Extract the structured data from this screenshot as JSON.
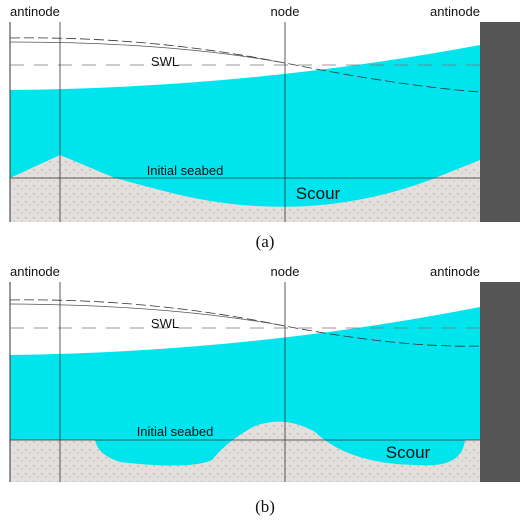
{
  "panels": [
    {
      "labels": {
        "left": "antinode",
        "center": "node",
        "right": "antinode",
        "swl": "SWL",
        "seabed": "Initial seabed",
        "scour": "Scour"
      },
      "caption": "(a)"
    },
    {
      "labels": {
        "left": "antinode",
        "center": "node",
        "right": "antinode",
        "swl": "SWL",
        "seabed": "Initial seabed",
        "scour": "Scour"
      },
      "caption": "(b)"
    }
  ]
}
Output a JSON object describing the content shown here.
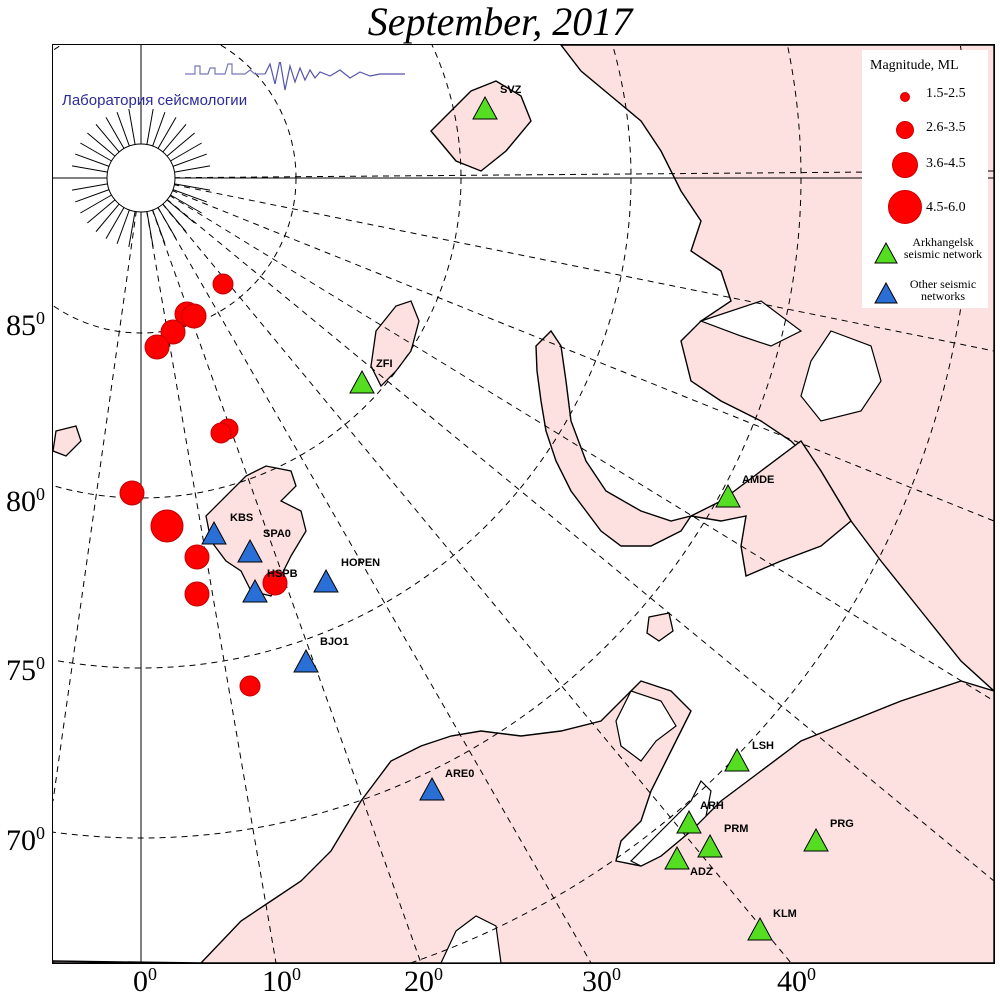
{
  "title": "September, 2017",
  "lab_name": "Лаборатория сейсмологии",
  "colors": {
    "land": "#fde0e0",
    "coast": "#000000",
    "event": "#ff0000",
    "arkhangelsk_station": "#55dd22",
    "other_station": "#2a6fd6"
  },
  "latitude_labels": [
    {
      "text": "85",
      "deg": "0"
    },
    {
      "text": "80",
      "deg": "0"
    },
    {
      "text": "75",
      "deg": "0"
    },
    {
      "text": "70",
      "deg": "0"
    }
  ],
  "longitude_labels": [
    {
      "text": "0",
      "deg": "0"
    },
    {
      "text": "10",
      "deg": "0"
    },
    {
      "text": "20",
      "deg": "0"
    },
    {
      "text": "30",
      "deg": "0"
    },
    {
      "text": "40",
      "deg": "0"
    }
  ],
  "legend": {
    "title": "Magnitude, ML",
    "magnitude_classes": [
      {
        "label": "1.5-2.5",
        "size": "small"
      },
      {
        "label": "2.6-3.5",
        "size": "medium"
      },
      {
        "label": "3.6-4.5",
        "size": "large"
      },
      {
        "label": "4.5-6.0",
        "size": "xlarge"
      }
    ],
    "arkhangelsk_network": "Arkhangelsk seismic network",
    "other_networks": "Other seismic networks"
  },
  "stations": [
    {
      "code": "SVZ",
      "network": "arkhangelsk"
    },
    {
      "code": "ZFI",
      "network": "arkhangelsk"
    },
    {
      "code": "AMDE",
      "network": "arkhangelsk"
    },
    {
      "code": "LSH",
      "network": "arkhangelsk"
    },
    {
      "code": "ARH",
      "network": "arkhangelsk"
    },
    {
      "code": "PRM",
      "network": "arkhangelsk"
    },
    {
      "code": "PRG",
      "network": "arkhangelsk"
    },
    {
      "code": "ADZ",
      "network": "arkhangelsk"
    },
    {
      "code": "KLM",
      "network": "arkhangelsk"
    },
    {
      "code": "KBS",
      "network": "other"
    },
    {
      "code": "SPA0",
      "network": "other"
    },
    {
      "code": "HSPB",
      "network": "other"
    },
    {
      "code": "HOPEN",
      "network": "other"
    },
    {
      "code": "BJO1",
      "network": "other"
    },
    {
      "code": "ARE0",
      "network": "other"
    }
  ],
  "events": [
    {
      "size": "medium"
    },
    {
      "size": "large"
    },
    {
      "size": "large"
    },
    {
      "size": "large"
    },
    {
      "size": "large"
    },
    {
      "size": "medium"
    },
    {
      "size": "medium"
    },
    {
      "size": "large"
    },
    {
      "size": "xlarge"
    },
    {
      "size": "large"
    },
    {
      "size": "large"
    },
    {
      "size": "large"
    },
    {
      "size": "medium"
    }
  ]
}
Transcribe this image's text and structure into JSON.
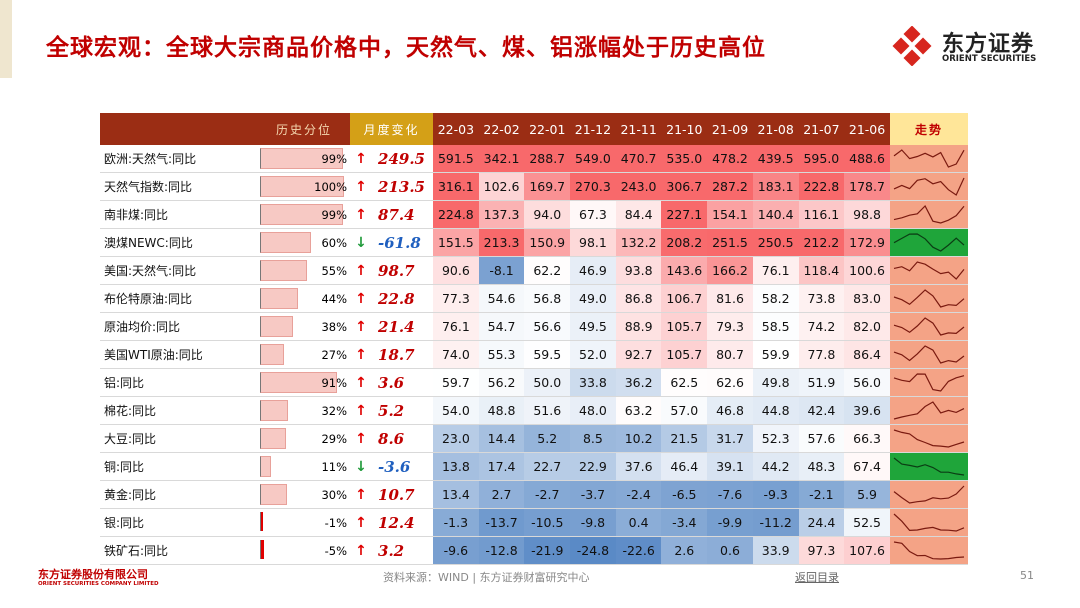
• • •
→ **What is expected**:
Exactly reproduce each record, leaving out any pictures.

→ **Response for this exercise**:
Extract the structured data from this screenshot as JSON.
{
  "panels": [
    {
      "labels": {
        "left": "antinode",
        "center": "node",
        "right": "antinode",
        "swl": "SWL",
        "seabed": "Initial seabed",
        "scour": "Scour"
      },
      "caption": "(a)"
    },
    {
      "labels": {
        "left": "antinode",
        "center": "node",
        "right": "antinode",
        "swl": "SWL",
        "seabed": "Initial seabed",
        "scour": "Scour"
      },
      "caption": "(b)"
    }
  ]
}
Output a JSON object describing the content shown here.
{
  "title": "September, 2017",
  "lab_name": "Лаборатория сейсмологии",
  "colors": {
    "land": "#fde0e0",
    "coast": "#000000",
    "event": "#ff0000",
    "arkhangelsk_station": "#55dd22",
    "other_station": "#2a6fd6"
  },
  "latitude_labels": [
    {
      "text": "85",
      "deg": "0"
    },
    {
      "text": "80",
      "deg": "0"
    },
    {
      "text": "75",
      "deg": "0"
    },
    {
      "text": "70",
      "deg": "0"
    }
  ],
  "longitude_labels": [
    {
      "text": "0",
      "deg": "0"
    },
    {
      "text": "10",
      "deg": "0"
    },
    {
      "text": "20",
      "deg": "0"
    },
    {
      "text": "30",
      "deg": "0"
    },
    {
      "text": "40",
      "deg": "0"
    }
  ],
  "legend": {
    "title": "Magnitude, ML",
    "magnitude_classes": [
      {
        "label": "1.5-2.5",
        "size": "small"
      },
      {
        "label": "2.6-3.5",
        "size": "medium"
      },
      {
        "label": "3.6-4.5",
        "size": "large"
      },
      {
        "label": "4.5-6.0",
        "size": "xlarge"
      }
    ],
    "arkhangelsk_network": "Arkhangelsk seismic network",
    "other_networks": "Other seismic networks"
  },
  "stations": [
    {
      "code": "SVZ",
      "network": "arkhangelsk"
    },
    {
      "code": "ZFI",
      "network": "arkhangelsk"
    },
    {
      "code": "AMDE",
      "network": "arkhangelsk"
    },
    {
      "code": "LSH",
      "network": "arkhangelsk"
    },
    {
      "code": "ARH",
      "network": "arkhangelsk"
    },
    {
      "code": "PRM",
      "network": "arkhangelsk"
    },
    {
      "code": "PRG",
      "network": "arkhangelsk"
    },
    {
      "code": "ADZ",
      "network": "arkhangelsk"
    },
    {
      "code": "KLM",
      "network": "arkhangelsk"
    },
    {
      "code": "KBS",
      "network": "other"
    },
    {
      "code": "SPA0",
      "network": "other"
    },
    {
      "code": "HSPB",
      "network": "other"
    },
    {
      "code": "HOPEN",
      "network": "other"
    },
    {
      "code": "BJO1",
      "network": "other"
    },
    {
      "code": "ARE0",
      "network": "other"
    }
  ],
  "events": [
    {
      "size": "medium"
    },
    {
      "size": "large"
    },
    {
      "size": "large"
    },
    {
      "size": "large"
    },
    {
      "size": "large"
    },
    {
      "size": "medium"
    },
    {
      "size": "medium"
    },
    {
      "size": "large"
    },
    {
      "size": "xlarge"
    },
    {
      "size": "large"
    },
    {
      "size": "large"
    },
    {
      "size": "large"
    },
    {
      "size": "medium"
    }
  ]
}
Transcribe this image's text and structure into JSON.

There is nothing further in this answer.